[[ EXCERPTED TEXT open ]]
This is how I'm testing this on my computer:
I have server ( just accepting connection and print incoming data ), client ( just sends data once end exits ) and running utility ( runs client exe several times ).
So, I starts server, copies running utility to the clients folder and runs it.
Running ulility starts 150 clients connecting to server and 5-10 of them dies ( I see error in the server console ). And uncommenting Thread.Sleep() on client works well, no errors.
Can anyone try to reproduce this version of code?
Client code:
private static void Main(string[] args)
{
try
{
using (TcpClient client = new TcpClient(ip, port))
{
using (NetworkStream networkStream = client.GetStream())
{
using (StreamWriter writer = new StreamWriter(networkStream))
{
writer.WriteLine("# hello, tcp world #");
writer.Flush();
}
networkStream.Flush();
networkStream.Close();
}
client.Close();
//Thread.Sleep(10);
}
}
catch (Exception ex)
{
Console.WriteLine(ex.Message);
}
}
Code, running client several times ( compile it in exe file and put near client's exe - this code will run many clients one by one ):
static void Main(string[] args)
{
string path = "YOU_CLIENT_PROJECT_NAME.exe";
for (int i = 0; i < 150; i++ )
{
Console.WriteLine(i);
Process.Start(path);
Thread.Sleep(50);
}
Console.WriteLine("Done");
Console.ReadLine();
}
( don't forget to change path to corrent exe filename )
Server code:
class Program
{
static int port = 26140;
static AutoResetEvent waitHandle = new AutoResetEvent(false);
static void Main(string[] args)
{
StartServer();
waitHandle.WaitOne();
Console.ReadLine();
}
static void StartServer()
[[ EXCERPTED TEXT closed ]]
[[ DATA EXTRACTS open ]]
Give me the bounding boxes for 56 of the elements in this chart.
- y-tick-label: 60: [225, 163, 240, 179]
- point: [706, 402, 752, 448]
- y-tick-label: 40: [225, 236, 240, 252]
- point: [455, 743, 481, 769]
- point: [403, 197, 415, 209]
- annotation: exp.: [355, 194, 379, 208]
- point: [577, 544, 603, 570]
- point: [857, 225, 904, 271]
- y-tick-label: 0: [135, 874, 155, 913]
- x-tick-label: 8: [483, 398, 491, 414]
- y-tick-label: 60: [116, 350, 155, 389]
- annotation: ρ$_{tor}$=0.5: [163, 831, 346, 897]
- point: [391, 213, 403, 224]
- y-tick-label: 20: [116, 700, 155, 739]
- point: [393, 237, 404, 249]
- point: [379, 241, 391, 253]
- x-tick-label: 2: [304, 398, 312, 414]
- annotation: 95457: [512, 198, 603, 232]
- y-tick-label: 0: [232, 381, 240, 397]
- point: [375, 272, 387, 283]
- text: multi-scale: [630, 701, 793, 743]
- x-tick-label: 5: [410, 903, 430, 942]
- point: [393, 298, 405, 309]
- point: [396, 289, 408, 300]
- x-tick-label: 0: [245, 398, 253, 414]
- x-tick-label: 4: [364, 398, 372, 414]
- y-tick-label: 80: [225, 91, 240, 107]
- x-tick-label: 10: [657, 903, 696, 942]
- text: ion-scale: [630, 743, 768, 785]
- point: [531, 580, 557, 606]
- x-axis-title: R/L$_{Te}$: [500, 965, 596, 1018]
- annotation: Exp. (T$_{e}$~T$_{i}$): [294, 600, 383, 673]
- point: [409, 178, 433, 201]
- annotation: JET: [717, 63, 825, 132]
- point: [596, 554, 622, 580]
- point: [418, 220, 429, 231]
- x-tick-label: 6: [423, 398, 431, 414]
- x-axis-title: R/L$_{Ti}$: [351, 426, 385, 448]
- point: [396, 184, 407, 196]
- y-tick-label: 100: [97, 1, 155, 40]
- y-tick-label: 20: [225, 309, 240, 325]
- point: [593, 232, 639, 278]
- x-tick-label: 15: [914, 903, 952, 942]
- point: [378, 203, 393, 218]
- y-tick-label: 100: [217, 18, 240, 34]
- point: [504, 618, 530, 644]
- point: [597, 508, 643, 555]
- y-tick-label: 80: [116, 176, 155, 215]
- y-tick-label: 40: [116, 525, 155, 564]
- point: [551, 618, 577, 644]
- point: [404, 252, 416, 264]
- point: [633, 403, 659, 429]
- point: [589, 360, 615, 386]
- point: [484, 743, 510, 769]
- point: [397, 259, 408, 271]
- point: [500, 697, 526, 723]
[[ DATA EXTRACTS closed ]]
▸ TASK
Can you continue the post about testing a TCP server with many clients, starting right after its last line, "static void StartServer()"?

▸ TASK OUTPUT
{
Task.Factory.StartNew(() =>
{
try
{
TcpListener listener = new TcpListener(port);
listener.Start();
Console.WriteLine("Listening...");
waitHandle.Set();
while (true)
{
TcpClient theClient = listener.AcceptTcpClient();
Task.Factory.StartNew(paramClient =>
{
try
{
TcpClient client = (TcpClient) paramClient;
byte[] buffer = new byte[32768];
MemoryStream memory = new MemoryStream();
using (NetworkStream networkStream = client.GetStream())
{
networkStream.ReadTimeout = 2000;
do
{
int read = networkStream.Read(buffer, 0, buffer.Length);
memory.Write(buffer, 0, read);
} while (networkStream.DataAvailable);
string text = Encoding.UTF8.GetString(memory.ToArray());
}
}
catch (Exception e)
{
Console.WriteLine("ERROR: " + e.Message);
}
}, theClient);
}
}
catch (Exception e)
{
Console.WriteLine(e);
}
}, TaskCreationOptions.LongRunning);
}
}
I've tried code, reproducing this bug on several computers. No one crashes. Seems like it's my local computer bug.
Thanks for everybody for trying to help me.
Anyway, it's so strange. If I'll found out why this bug exists on my computer, I'll write about it.